=== Exercise task ===
Recast the listing from its start through the line containing "The mounting pegs 36 is at (773, 225).", both ends included, as a two-column CSV with the headers text and answer. Each row should hold one text and its answer, each in a single quoted field with line breaks changed to spaces, and the pictures should be left out.

......

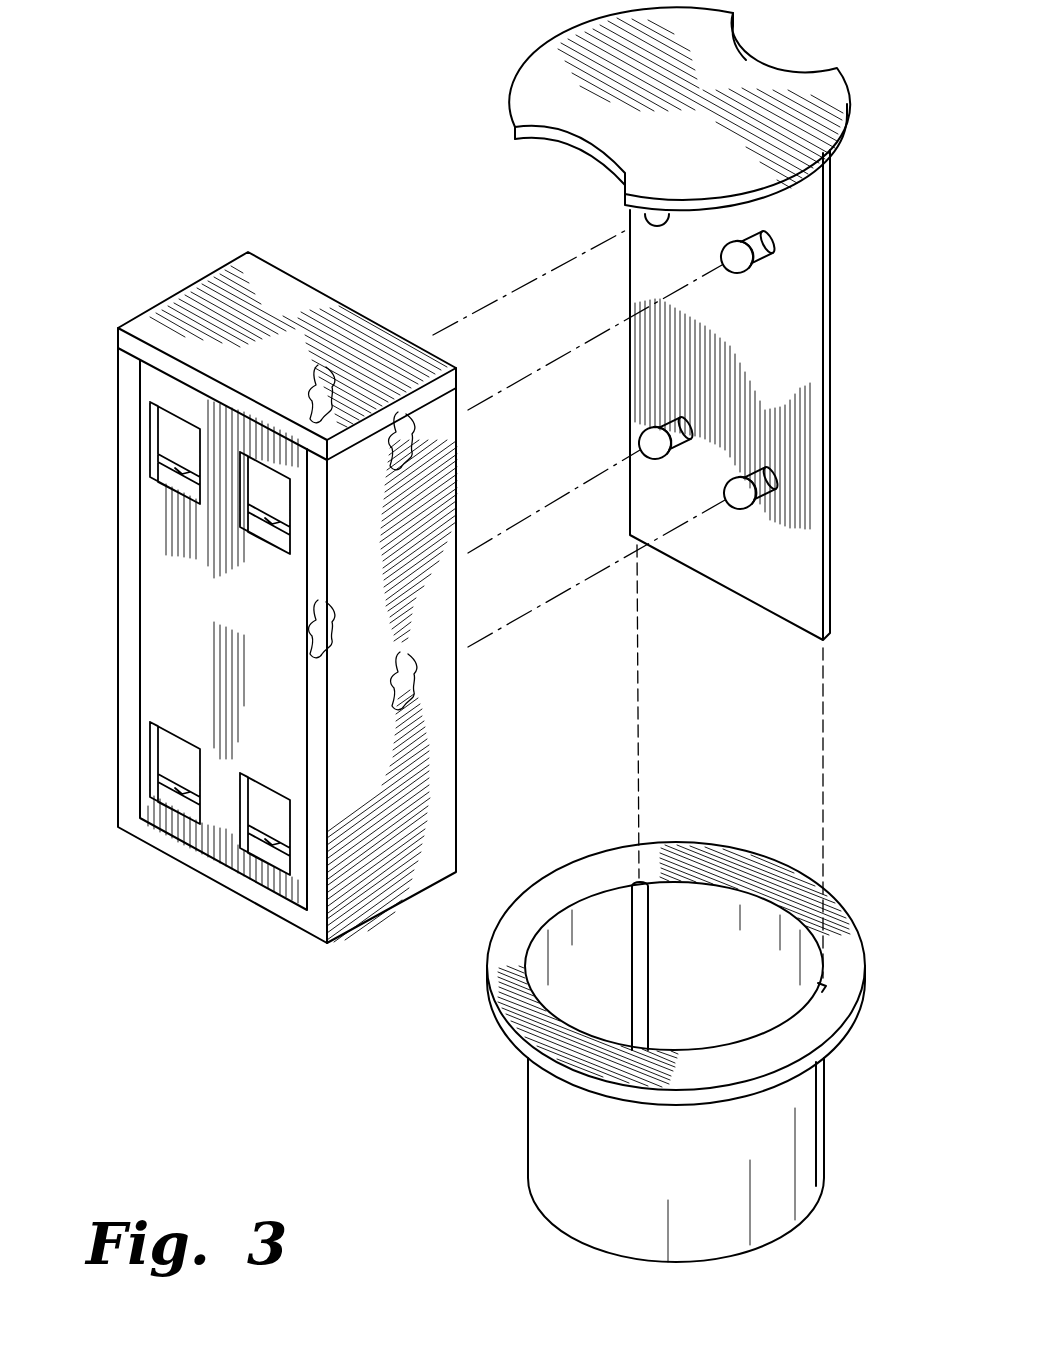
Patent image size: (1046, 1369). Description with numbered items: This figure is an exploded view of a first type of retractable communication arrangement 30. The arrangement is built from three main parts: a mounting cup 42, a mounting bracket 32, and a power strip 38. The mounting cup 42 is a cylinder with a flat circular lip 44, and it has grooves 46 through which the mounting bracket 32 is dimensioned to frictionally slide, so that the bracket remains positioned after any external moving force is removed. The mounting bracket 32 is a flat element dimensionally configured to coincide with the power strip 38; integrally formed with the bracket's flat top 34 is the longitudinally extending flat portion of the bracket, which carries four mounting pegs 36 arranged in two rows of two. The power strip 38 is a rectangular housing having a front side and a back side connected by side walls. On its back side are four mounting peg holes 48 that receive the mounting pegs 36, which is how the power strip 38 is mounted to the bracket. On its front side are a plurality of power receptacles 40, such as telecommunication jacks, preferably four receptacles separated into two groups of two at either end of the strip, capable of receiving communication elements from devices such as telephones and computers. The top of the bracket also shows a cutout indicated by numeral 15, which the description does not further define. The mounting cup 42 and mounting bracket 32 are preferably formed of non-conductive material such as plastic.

The retractable communication arrangement 30 is at (158, 227).
The power strip 38 is at (118, 550).
The power receptacles 40 is at (152, 418).
The mounting peg holes 48 is at (410, 427).
The mounting bracket 32 is at (832, 380).
The mounting pegs 36 is at (773, 225).
The flat top 34 is at (840, 93).
The cable notch 15 is at (753, 63).
The mounting cup 42 is at (562, 1153).
The flat circular lip 44 is at (508, 977).
The grooves 46 is at (638, 880).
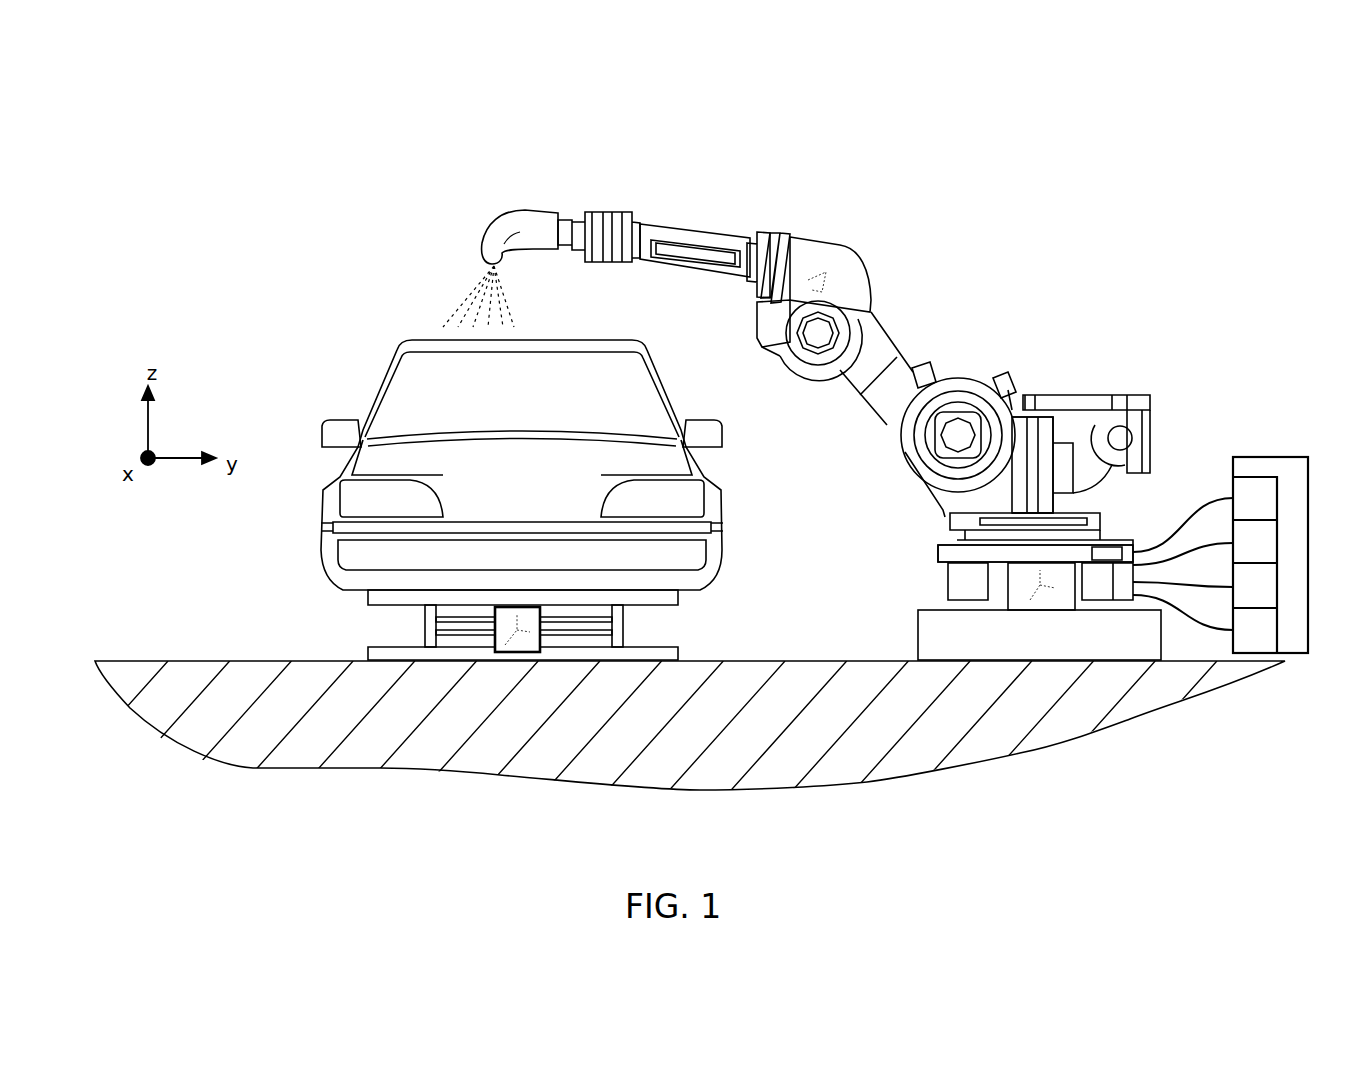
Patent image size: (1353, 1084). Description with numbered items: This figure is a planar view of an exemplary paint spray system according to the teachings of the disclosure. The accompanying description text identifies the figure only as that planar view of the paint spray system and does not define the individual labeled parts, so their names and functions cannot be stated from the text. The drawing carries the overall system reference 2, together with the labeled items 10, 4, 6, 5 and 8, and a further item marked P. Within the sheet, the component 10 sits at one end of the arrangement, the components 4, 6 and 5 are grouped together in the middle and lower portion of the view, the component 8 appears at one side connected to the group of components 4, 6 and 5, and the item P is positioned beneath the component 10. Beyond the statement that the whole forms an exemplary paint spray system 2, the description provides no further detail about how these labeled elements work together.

The painting installation 2 is at (479, 146).
The atomizer / applicator 10 is at (490, 234).
The painting robot 4 is at (858, 263).
The robot arm member 6 is at (1053, 432).
The robot base 5 is at (1107, 515).
The control unit with drive units M1..Mn 8 is at (1280, 457).
The vehicle body (painting object) P is at (522, 500).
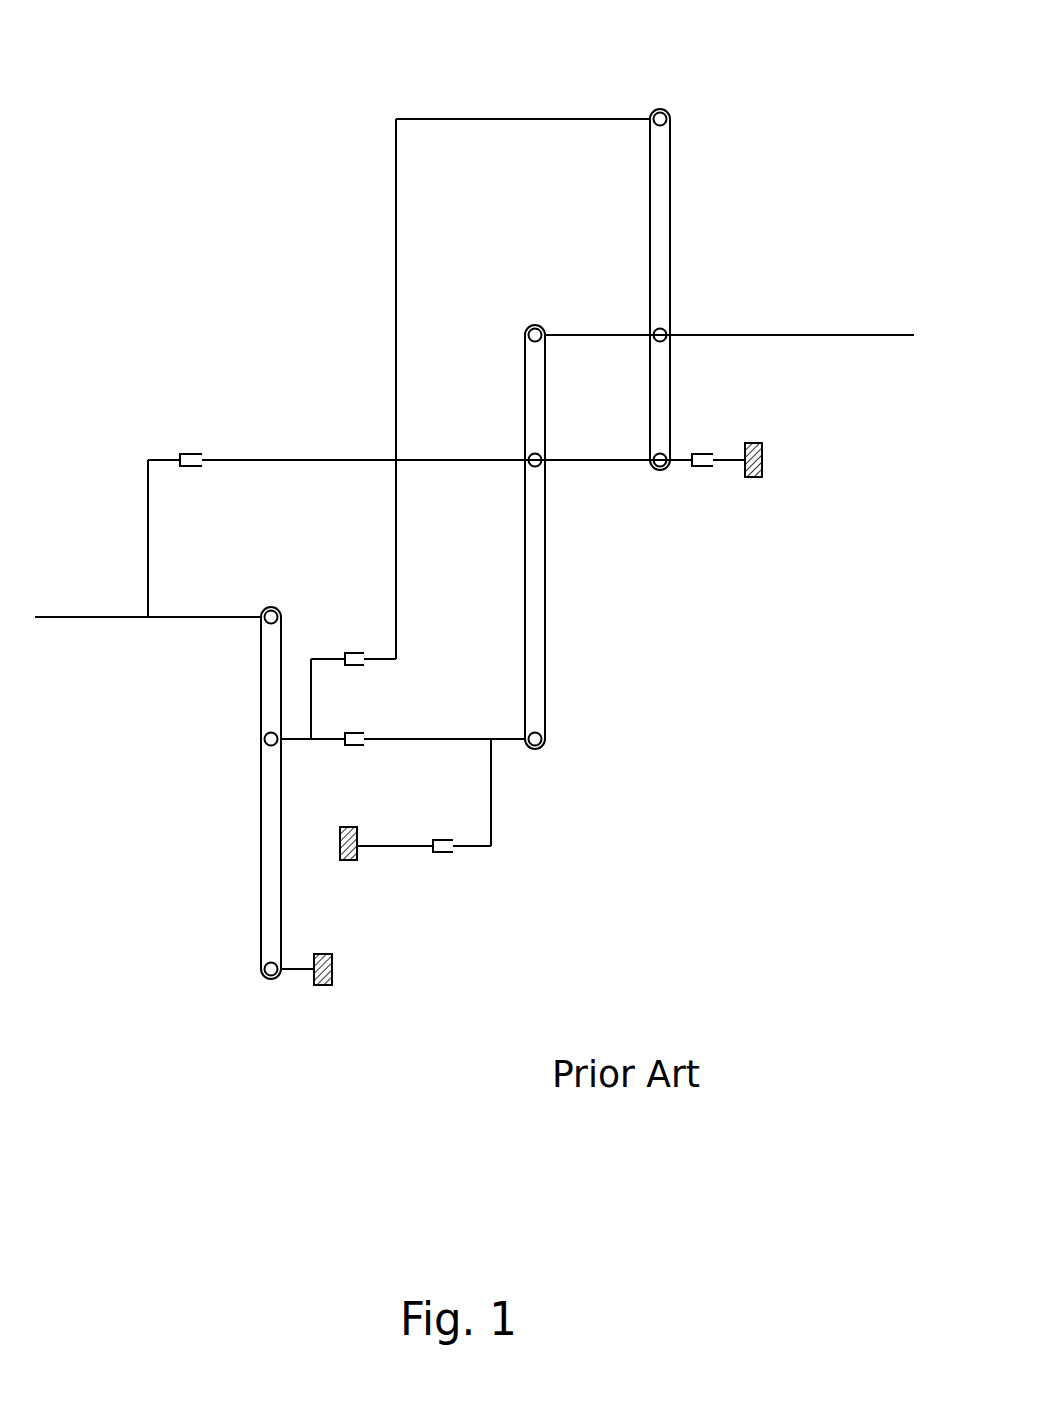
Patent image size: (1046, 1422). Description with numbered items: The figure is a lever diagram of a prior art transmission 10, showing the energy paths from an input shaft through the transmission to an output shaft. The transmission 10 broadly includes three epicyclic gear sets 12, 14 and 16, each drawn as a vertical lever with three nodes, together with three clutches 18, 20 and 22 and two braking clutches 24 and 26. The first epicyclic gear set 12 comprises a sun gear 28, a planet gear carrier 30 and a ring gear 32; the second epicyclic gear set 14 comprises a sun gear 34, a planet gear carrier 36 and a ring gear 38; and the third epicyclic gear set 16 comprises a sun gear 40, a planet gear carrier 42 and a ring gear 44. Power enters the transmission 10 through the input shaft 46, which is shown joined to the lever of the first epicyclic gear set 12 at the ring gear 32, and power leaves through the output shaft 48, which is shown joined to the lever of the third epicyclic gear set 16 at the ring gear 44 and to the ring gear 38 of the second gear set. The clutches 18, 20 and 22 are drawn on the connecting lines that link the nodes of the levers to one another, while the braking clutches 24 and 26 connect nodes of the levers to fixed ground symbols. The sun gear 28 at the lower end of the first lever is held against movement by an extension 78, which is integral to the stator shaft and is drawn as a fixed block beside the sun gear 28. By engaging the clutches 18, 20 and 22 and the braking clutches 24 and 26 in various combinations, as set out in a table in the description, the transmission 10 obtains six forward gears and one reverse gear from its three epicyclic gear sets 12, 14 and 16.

The transmission 10 is at (165, 110).
The epicyclic gear set 12 is at (222, 888).
The epicyclic gear set 14 is at (583, 645).
The epicyclic gear set 16 is at (705, 220).
The clutch 18 is at (352, 652).
The clutch 20 is at (352, 746).
The clutch 22 is at (191, 452).
The braking clutch 24 is at (445, 853).
The braking clutch 26 is at (703, 467).
The sun gear 28 is at (270, 977).
The planet gear carrier 30 is at (265, 741).
The ring gear 32 is at (270, 608).
The sun gear 34 is at (540, 748).
The planet gear carrier 36 is at (540, 467).
The ring gear 38 is at (532, 329).
The sun gear 40 is at (667, 112).
The planet gear carrier 42 is at (662, 470).
The ring gear 44 is at (666, 331).
The input shaft 46 is at (78, 619).
The output shaft 48 is at (823, 335).
The extension 78 is at (333, 982).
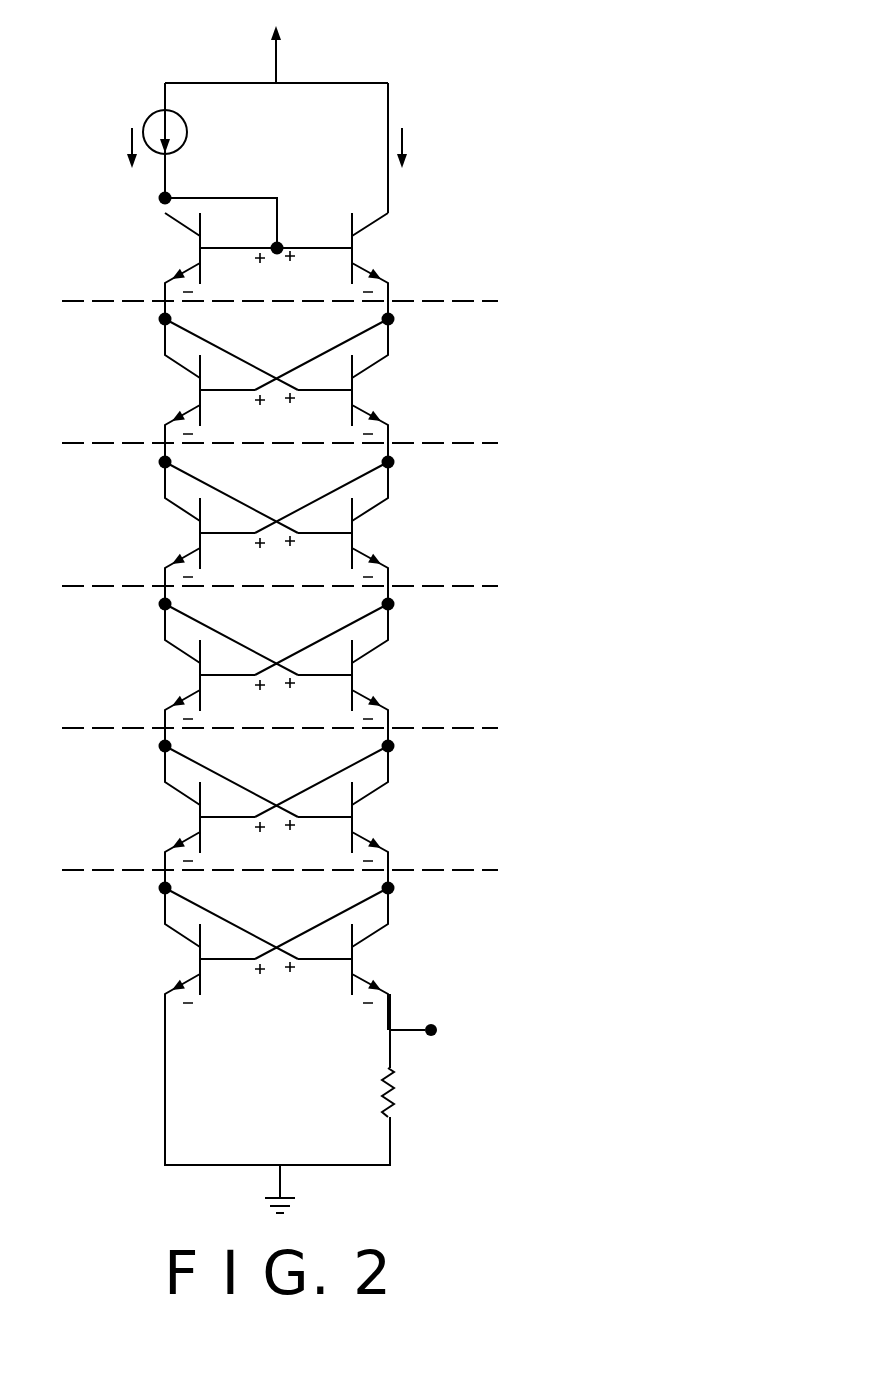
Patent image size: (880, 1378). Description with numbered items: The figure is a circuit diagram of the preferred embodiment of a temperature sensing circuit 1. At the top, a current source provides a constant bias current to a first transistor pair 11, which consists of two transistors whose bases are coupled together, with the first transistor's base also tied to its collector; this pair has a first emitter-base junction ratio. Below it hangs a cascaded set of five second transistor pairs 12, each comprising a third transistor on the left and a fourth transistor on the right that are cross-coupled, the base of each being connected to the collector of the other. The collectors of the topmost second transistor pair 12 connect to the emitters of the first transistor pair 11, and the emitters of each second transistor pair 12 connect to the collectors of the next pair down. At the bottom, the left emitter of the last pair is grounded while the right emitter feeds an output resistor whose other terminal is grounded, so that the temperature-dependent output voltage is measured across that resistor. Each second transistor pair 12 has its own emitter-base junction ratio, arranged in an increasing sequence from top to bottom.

......

=== In response ===
text,answer
"Patent image size: (1046, 1369). Description with numbered items: This figure is an exploded view of a first type of retractable communication arrangement 30. The arrangement is built from three main parts: a mounting cup 42, a mounting bracket 32, and a power strip 38. The mounting cup 42 is a cylinder with a flat circular lip 44, and it has grooves 46 through which the mounting bracket 32 is dimensioned to frictionally slide, so that the bracket remains positioned after any external moving force is removed. The mounting bracket 32 is a flat element dimensionally configured to coincide with the power strip 38; integrally formed with the bracket's flat top 34 is the longitudinally extending flat portion of the bracket, which carries four mounting pegs 36 arranged in two rows of two. The power strip 38 is a rectangular housing having a front side and a back side connected by side walls. On its back side are four mounting peg holes 48 that receive the mounting pegs 36, which is how the power strip 38 is mounted to the bracket. On its front side are a plurality of power receptacles 40, such as telecommunication jacks, preferably four receptacles separated into two groups of two at either end of the strip, capable of receiving communication elements from devices such as telephones and computers. The top of the bracket also shows a cutout indicated by numeral 15, which the description does not further define. The mounting cup 42 and mounting bracket 32 are preferably formed of non-conductive material such as plastic.","The retractable communication arrangement 30 is at (158, 227). The power strip 38 is at (118, 550). The power receptacles 40 is at (152, 418). The mounting peg holes 48 is at (410, 427). The mounting bracket 32 is at (832, 380). The mounting pegs 36 is at (773, 225)."